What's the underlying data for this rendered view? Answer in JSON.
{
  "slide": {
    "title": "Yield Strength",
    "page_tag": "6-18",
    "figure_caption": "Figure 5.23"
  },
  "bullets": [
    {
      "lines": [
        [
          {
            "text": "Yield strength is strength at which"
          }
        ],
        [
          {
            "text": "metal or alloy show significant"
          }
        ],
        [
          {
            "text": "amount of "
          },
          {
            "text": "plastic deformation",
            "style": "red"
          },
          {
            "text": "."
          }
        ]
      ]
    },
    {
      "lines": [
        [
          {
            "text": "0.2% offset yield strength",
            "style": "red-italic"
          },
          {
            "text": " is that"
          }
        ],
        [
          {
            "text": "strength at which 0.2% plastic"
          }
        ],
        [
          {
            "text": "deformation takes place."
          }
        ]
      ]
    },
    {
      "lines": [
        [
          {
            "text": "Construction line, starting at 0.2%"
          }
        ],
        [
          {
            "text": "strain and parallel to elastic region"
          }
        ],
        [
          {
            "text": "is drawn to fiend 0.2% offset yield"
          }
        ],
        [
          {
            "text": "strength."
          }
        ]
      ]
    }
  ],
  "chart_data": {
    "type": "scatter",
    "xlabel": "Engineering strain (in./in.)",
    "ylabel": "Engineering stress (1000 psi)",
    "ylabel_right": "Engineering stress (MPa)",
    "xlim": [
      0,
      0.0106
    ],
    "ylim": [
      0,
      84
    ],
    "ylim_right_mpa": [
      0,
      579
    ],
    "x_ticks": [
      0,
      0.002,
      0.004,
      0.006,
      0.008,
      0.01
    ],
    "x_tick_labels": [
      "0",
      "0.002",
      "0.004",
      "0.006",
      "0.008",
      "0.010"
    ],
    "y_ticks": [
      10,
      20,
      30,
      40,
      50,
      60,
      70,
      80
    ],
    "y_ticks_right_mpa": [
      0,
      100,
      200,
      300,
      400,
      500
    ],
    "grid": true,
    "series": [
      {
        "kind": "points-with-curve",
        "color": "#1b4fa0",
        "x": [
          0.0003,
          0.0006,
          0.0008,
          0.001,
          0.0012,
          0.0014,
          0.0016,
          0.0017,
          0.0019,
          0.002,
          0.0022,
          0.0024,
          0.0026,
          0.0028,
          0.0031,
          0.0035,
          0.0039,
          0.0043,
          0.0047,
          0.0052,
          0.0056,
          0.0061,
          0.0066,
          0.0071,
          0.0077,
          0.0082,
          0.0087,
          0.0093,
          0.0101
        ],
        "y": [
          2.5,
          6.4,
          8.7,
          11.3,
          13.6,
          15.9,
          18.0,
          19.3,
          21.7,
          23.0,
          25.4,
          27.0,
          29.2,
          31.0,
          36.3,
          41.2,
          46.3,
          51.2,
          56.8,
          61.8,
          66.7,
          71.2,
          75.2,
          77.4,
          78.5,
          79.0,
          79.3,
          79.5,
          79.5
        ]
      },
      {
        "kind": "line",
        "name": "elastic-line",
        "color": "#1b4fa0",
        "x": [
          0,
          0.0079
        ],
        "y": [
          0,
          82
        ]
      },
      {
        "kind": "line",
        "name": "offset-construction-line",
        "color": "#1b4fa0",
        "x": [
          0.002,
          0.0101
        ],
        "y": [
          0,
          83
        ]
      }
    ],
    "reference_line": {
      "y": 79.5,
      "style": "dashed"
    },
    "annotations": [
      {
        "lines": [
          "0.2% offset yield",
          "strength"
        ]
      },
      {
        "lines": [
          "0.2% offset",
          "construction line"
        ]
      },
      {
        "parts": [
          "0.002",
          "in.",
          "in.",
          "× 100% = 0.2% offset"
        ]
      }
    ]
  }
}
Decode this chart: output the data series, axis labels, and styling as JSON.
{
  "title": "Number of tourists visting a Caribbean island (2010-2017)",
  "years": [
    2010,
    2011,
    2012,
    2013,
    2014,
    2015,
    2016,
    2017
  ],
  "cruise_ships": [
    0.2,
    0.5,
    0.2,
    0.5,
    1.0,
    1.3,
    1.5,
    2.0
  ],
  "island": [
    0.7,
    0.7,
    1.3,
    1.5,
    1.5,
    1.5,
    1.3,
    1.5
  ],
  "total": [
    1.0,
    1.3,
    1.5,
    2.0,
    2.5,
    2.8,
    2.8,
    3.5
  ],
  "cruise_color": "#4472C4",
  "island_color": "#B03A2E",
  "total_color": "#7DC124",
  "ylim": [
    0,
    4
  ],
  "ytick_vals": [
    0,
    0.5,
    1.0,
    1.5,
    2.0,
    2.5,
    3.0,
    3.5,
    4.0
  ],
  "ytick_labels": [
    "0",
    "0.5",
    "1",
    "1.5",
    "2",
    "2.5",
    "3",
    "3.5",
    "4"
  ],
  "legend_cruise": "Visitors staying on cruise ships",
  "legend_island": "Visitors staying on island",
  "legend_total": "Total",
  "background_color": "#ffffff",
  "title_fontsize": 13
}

================================

◆ To be done ◆
Write the data back out verbatim.

◆ Response to this exercise ◆
What's the underlying data for this rendered view? Answer in JSON.
{
  "slide": {
    "title": "Yield Strength",
    "page_tag": "6-18",
    "figure_caption": "Figure 5.23"
  },
  "bullets": [
    {
      "lines": [
        [
          {
            "text": "Yield strength is strength at which"
          }
        ],
        [
          {
            "text": "metal or alloy show significant"
          }
        ],
        [
          {
            "text": "amount of "
          },
          {
            "text": "plastic deformation",
            "style": "red"
          },
          {
            "text": "."
          }
        ]
      ]
    },
    {
      "lines": [
        [
          {
            "text": "0.2% offset yield strength",
            "style": "red-italic"
          },
          {
            "text": " is that"
          }
        ],
        [
          {
            "text": "strength at which 0.2% plastic"
          }
        ],
        [
          {
            "text": "deformation takes place."
          }
        ]
      ]
    },
    {
      "lines": [
        [
          {
            "text": "Construction line, starting at 0.2%"
          }
        ],
        [
          {
            "text": "strain and parallel to elastic region"
          }
        ],
        [
          {
            "text": "is drawn to fiend 0.2% offset yield"
          }
        ],
        [
          {
            "text": "strength."
          }
        ]
      ]
    }
  ],
  "chart_data": {
    "type": "scatter",
    "xlabel": "Engineering strain (in./in.)",
    "ylabel": "Engineering stress (1000 psi)",
    "ylabel_right": "Engineering stress (MPa)",
    "xlim": [
      0,
      0.0106
    ],
    "ylim": [
      0,
      84
    ],
    "ylim_right_mpa": [
      0,
      579
    ],
    "x_ticks": [
      0,
      0.002,
      0.004,
      0.006,
      0.008,
      0.01
    ],
    "x_tick_labels": [
      "0",
      "0.002",
      "0.004",
      "0.006",
      "0.008",
      "0.010"
    ],
    "y_ticks": [
      10,
      20,
      30,
      40,
      50,
      60,
      70,
      80
    ],
    "y_ticks_right_mpa": [
      0,
      100,
      200,
      300,
      400,
      500
    ],
    "grid": true,
    "series": [
      {
        "kind": "points-with-curve",
        "color": "#1b4fa0",
        "x": [
          0.0003,
          0.0006,
          0.0008,
          0.001,
          0.0012,
          0.0014,
          0.0016,
          0.0017,
          0.0019,
          0.002,
          0.0022,
          0.0024,
          0.0026,
          0.0028,
          0.0031,
          0.0035,
          0.0039,
          0.0043,
          0.0047,
          0.0052,
          0.0056,
          0.0061,
          0.0066,
          0.0071,
          0.0077,
          0.0082,
          0.0087,
          0.0093,
          0.0101
        ],
        "y": [
          2.5,
          6.4,
          8.7,
          11.3,
          13.6,
          15.9,
          18.0,
          19.3,
          21.7,
          23.0,
          25.4,
          27.0,
          29.2,
          31.0,
          36.3,
          41.2,
          46.3,
          51.2,
          56.8,
          61.8,
          66.7,
          71.2,
          75.2,
          77.4,
          78.5,
          79.0,
          79.3,
          79.5,
          79.5
        ]
      },
      {
        "kind": "line",
        "name": "elastic-line",
        "color": "#1b4fa0",
        "x": [
          0,
          0.0079
        ],
        "y": [
          0,
          82
        ]
      },
      {
        "kind": "line",
        "name": "offset-construction-line",
        "color": "#1b4fa0",
        "x": [
          0.002,
          0.0101
        ],
        "y": [
          0,
          83
        ]
      }
    ],
    "reference_line": {
      "y": 79.5,
      "style": "dashed"
    },
    "annotations": [
      {
        "lines": [
          "0.2% offset yield",
          "strength"
        ]
      },
      {
        "lines": [
          "0.2% offset",
          "construction line"
        ]
      },
      {
        "parts": [
          "0.002",
          "in.",
          "in.",
          "× 100% = 0.2% offset"
        ]
      }
    ]
  }
}
Decode this chart: output the data series, axis labels, and styling as JSON.
{
  "title": "Number of tourists visting a Caribbean island (2010-2017)",
  "years": [
    2010,
    2011,
    2012,
    2013,
    2014,
    2015,
    2016,
    2017
  ],
  "cruise_ships": [
    0.2,
    0.5,
    0.2,
    0.5,
    1.0,
    1.3,
    1.5,
    2.0
  ],
  "island": [
    0.7,
    0.7,
    1.3,
    1.5,
    1.5,
    1.5,
    1.3,
    1.5
  ],
  "total": [
    1.0,
    1.3,
    1.5,
    2.0,
    2.5,
    2.8,
    2.8,
    3.5
  ],
  "cruise_color": "#4472C4",
  "island_color": "#B03A2E",
  "total_color": "#7DC124",
  "ylim": [
    0,
    4
  ],
  "ytick_vals": [
    0,
    0.5,
    1.0,
    1.5,
    2.0,
    2.5,
    3.0,
    3.5,
    4.0
  ],
  "ytick_labels": [
    "0",
    "0.5",
    "1",
    "1.5",
    "2",
    "2.5",
    "3",
    "3.5",
    "4"
  ],
  "legend_cruise": "Visitors staying on cruise ships",
  "legend_island": "Visitors staying on island",
  "legend_total": "Total",
  "background_color": "#ffffff",
  "title_fontsize": 13
}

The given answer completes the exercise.